** begin **
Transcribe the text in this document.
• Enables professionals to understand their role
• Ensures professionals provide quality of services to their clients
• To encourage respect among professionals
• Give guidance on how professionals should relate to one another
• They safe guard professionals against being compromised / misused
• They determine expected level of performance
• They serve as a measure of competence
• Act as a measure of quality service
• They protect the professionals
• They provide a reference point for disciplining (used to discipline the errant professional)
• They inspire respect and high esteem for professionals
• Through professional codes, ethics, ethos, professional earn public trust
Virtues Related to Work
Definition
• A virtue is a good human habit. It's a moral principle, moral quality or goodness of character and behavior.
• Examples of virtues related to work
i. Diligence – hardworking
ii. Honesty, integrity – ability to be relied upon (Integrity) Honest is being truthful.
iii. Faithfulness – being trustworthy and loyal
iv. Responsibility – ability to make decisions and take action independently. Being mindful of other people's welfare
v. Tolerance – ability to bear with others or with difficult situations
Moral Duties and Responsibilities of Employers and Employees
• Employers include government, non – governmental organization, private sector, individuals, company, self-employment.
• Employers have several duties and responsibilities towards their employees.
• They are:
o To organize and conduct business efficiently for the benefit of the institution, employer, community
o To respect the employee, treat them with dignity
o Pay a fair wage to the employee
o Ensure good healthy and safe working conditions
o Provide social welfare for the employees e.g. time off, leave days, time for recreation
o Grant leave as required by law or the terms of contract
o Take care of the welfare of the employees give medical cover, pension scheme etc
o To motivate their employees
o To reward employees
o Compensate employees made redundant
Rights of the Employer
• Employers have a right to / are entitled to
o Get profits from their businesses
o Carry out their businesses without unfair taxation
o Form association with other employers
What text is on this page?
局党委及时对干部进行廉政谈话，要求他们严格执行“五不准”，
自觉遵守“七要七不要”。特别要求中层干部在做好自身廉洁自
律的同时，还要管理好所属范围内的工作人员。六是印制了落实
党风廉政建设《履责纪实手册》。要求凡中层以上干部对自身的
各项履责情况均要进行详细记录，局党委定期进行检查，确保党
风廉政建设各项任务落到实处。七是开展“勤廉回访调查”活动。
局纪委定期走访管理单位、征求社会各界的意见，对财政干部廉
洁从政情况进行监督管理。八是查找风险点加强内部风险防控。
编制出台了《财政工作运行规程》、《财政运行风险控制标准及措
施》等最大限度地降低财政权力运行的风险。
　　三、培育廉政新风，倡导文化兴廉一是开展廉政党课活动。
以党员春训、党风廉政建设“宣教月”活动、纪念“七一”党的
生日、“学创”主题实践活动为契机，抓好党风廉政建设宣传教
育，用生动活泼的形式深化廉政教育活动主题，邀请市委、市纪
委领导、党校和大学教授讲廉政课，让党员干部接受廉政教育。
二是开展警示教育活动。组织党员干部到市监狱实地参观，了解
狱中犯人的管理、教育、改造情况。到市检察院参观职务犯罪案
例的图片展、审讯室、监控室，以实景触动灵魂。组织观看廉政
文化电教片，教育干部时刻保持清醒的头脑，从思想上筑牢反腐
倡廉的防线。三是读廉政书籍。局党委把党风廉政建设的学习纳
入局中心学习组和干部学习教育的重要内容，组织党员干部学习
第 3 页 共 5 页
** end **
• [Directions] Give solely the number of lines in the data that contain the string "They".

• [Written solution] 7